**Record list**
## start
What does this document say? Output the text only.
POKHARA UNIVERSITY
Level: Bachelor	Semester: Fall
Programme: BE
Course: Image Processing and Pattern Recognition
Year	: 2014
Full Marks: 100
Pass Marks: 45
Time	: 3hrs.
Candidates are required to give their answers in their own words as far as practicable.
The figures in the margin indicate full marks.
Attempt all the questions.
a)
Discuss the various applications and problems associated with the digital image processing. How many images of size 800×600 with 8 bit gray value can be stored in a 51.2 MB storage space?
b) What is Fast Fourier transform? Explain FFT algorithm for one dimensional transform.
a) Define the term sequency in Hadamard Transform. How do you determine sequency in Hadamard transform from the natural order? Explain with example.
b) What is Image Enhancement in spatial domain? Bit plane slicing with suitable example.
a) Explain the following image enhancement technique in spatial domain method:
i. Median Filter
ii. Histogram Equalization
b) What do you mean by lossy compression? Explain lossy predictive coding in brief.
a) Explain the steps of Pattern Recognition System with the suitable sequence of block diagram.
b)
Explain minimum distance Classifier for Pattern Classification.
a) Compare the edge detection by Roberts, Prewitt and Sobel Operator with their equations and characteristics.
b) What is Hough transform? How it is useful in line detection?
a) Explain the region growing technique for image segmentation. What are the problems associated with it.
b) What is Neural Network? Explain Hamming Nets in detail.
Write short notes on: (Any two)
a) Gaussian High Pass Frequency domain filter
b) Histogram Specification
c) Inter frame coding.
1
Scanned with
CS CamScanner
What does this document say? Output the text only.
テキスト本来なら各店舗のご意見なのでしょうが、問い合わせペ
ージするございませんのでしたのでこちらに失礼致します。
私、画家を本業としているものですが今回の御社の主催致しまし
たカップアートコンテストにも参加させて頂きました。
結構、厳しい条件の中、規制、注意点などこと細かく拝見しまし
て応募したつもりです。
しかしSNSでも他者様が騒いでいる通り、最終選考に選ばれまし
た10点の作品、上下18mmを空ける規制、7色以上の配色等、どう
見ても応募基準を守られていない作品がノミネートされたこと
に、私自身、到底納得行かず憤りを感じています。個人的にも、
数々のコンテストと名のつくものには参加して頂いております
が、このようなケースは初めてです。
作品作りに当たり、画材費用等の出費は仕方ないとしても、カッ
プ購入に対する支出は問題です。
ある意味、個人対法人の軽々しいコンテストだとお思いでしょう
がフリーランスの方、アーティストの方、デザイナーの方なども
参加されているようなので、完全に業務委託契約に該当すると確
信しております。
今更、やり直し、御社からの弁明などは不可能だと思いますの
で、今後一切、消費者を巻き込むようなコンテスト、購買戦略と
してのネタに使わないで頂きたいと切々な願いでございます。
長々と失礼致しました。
## end
**Directive**
Find every line in the listing that holds the string "problems", then say how many there are as a bare number.

**Correct result**
2